__What you need to do__: Copy each line of the entries that contains the word "Nives".

+ + + + +

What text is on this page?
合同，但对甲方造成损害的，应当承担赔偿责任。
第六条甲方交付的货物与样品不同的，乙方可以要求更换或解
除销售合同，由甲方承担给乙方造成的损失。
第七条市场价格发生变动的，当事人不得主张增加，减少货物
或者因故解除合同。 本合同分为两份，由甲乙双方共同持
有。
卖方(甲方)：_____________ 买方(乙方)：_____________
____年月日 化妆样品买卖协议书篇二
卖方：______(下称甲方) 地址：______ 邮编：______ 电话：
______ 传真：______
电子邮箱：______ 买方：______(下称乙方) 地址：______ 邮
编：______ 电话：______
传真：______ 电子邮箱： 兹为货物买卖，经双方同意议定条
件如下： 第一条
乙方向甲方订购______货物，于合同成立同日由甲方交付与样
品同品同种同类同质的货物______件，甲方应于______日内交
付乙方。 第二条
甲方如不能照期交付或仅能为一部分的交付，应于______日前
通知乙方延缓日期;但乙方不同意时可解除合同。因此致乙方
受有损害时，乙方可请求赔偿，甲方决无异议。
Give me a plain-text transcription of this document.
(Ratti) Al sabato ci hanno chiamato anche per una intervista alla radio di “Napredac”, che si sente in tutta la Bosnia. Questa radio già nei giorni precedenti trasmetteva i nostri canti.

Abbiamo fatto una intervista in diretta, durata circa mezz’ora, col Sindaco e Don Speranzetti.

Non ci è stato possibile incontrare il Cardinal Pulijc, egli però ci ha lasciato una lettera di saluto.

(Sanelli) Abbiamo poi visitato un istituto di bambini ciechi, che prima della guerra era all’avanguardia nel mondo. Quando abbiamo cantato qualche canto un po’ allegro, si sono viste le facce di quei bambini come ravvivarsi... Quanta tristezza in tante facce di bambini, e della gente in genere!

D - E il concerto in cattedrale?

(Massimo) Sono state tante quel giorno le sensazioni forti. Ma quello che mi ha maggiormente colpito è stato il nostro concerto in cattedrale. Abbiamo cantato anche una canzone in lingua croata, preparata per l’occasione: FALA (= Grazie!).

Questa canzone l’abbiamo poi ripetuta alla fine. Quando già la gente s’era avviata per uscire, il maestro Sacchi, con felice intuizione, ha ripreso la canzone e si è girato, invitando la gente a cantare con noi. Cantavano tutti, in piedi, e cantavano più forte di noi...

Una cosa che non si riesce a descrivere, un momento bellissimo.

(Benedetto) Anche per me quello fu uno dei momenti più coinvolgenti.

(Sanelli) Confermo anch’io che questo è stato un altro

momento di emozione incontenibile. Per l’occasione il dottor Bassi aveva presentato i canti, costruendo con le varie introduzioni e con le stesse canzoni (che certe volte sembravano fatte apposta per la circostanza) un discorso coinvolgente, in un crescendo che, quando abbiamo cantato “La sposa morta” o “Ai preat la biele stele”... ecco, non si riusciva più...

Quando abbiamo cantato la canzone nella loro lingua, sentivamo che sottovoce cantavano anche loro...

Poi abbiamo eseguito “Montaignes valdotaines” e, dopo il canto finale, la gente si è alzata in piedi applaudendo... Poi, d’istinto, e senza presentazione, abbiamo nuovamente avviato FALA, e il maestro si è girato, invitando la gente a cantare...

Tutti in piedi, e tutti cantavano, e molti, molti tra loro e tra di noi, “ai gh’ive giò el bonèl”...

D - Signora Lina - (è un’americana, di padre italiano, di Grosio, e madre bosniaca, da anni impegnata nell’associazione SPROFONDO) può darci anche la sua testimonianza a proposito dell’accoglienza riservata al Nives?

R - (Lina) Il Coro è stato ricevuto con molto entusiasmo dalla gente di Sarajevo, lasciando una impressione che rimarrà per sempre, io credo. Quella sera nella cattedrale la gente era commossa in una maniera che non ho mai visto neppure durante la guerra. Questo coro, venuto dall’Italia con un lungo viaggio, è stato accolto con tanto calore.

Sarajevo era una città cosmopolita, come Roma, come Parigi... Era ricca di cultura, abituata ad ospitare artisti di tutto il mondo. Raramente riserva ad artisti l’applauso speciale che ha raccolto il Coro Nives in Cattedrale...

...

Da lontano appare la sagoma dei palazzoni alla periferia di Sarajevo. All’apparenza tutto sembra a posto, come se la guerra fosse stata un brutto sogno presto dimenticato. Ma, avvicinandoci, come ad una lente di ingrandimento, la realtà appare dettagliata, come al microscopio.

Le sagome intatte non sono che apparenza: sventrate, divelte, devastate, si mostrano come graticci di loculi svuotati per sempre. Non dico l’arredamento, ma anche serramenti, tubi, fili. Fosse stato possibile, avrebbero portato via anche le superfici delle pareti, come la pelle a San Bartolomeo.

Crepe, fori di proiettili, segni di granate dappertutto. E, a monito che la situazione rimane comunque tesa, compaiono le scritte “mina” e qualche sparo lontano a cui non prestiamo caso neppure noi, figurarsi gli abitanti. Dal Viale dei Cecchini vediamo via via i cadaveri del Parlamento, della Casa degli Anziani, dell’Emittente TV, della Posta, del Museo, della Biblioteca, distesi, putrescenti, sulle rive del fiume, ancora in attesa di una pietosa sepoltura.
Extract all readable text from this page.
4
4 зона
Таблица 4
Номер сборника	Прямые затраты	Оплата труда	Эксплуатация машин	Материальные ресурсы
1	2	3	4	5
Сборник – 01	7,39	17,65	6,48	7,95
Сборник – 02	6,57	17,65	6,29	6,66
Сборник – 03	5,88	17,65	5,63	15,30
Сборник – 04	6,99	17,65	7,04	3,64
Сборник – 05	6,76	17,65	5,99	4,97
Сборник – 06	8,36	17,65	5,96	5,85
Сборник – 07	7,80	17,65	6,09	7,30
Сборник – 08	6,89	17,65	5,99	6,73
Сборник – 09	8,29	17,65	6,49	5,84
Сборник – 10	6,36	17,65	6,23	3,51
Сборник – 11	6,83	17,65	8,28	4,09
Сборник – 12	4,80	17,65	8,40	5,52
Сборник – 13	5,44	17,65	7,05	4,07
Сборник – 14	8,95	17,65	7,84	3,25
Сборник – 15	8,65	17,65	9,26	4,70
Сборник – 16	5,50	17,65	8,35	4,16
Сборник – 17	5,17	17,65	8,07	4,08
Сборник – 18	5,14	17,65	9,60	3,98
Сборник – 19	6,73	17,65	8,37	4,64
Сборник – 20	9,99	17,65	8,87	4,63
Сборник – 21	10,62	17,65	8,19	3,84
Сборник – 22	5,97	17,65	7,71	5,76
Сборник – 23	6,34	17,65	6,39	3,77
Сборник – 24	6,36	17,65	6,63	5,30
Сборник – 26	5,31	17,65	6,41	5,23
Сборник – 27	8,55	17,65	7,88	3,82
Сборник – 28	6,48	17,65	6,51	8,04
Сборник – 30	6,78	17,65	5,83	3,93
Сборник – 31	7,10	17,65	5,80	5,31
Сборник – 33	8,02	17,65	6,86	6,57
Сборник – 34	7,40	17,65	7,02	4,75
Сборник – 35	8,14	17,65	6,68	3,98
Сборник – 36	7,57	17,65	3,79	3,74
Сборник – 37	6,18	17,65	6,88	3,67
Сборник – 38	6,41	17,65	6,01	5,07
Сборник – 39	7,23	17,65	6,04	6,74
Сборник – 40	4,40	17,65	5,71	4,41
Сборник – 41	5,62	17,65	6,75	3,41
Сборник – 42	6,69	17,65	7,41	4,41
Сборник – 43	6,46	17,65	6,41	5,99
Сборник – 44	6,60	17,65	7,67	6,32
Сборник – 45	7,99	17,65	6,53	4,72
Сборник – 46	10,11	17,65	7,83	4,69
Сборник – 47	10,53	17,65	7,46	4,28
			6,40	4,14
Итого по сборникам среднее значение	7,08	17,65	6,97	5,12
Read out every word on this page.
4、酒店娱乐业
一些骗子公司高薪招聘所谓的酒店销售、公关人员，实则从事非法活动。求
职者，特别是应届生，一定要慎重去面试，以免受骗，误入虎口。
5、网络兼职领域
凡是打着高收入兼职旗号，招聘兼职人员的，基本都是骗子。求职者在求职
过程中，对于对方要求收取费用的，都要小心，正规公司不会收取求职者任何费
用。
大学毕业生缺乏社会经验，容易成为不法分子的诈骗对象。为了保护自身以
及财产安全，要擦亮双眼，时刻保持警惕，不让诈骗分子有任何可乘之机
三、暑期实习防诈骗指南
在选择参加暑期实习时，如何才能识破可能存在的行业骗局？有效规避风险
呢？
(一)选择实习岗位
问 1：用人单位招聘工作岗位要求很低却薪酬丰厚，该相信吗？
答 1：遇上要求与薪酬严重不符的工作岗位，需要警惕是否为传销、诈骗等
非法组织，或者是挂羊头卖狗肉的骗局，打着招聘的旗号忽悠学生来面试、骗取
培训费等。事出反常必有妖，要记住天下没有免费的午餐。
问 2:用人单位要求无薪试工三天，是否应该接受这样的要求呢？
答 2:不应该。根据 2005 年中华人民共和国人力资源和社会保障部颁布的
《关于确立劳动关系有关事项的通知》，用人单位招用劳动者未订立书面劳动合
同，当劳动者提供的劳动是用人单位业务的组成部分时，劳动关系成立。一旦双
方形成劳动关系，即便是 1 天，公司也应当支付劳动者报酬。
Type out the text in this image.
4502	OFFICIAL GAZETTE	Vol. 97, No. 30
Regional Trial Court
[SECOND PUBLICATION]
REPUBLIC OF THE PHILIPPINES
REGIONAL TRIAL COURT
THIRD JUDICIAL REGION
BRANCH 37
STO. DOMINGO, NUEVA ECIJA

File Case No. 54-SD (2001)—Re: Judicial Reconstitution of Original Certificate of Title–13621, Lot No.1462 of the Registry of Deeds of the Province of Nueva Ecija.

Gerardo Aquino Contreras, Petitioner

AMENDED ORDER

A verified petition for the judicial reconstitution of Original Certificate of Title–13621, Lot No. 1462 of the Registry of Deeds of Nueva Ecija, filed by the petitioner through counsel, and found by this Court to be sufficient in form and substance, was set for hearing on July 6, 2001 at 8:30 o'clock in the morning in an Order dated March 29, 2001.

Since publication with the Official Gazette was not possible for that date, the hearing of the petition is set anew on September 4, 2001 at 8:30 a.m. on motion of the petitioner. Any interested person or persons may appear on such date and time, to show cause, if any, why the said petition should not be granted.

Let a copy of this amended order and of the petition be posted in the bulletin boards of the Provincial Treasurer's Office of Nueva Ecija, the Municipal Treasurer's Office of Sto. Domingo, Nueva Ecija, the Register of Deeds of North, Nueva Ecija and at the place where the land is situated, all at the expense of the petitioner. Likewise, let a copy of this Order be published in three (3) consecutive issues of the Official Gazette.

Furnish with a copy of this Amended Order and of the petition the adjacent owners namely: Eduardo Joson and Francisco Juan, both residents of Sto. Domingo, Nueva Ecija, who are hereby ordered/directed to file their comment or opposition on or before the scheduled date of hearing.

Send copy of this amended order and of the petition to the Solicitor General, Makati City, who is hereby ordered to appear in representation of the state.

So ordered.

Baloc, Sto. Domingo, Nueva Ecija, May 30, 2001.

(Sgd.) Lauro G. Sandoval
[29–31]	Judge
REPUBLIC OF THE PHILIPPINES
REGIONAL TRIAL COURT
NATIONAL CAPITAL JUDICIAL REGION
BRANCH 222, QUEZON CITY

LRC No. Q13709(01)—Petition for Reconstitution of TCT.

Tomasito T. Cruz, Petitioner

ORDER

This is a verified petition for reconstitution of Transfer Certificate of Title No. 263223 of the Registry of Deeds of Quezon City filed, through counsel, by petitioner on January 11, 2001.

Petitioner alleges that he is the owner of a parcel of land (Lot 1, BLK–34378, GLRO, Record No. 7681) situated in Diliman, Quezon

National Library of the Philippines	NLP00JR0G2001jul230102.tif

+ + + + +

__Response for this exercise__:
D - Signora Lina - (è un’americana, di padre italiano, di Grosio, e madre bosniaca, da anni impegnata nell’associazione SPROFONDO) può darci anche la sua testimonianza a proposito dell’accoglienza riservata al Nives?
Sarajevo era una città cosmopolita, come Roma, come Parigi... Era ricca di cultura, abituata ad ospitare artisti di tutto il mondo. Raramente riserva ad artisti l’applauso speciale che ha raccolto il Coro Nives in Cattedrale...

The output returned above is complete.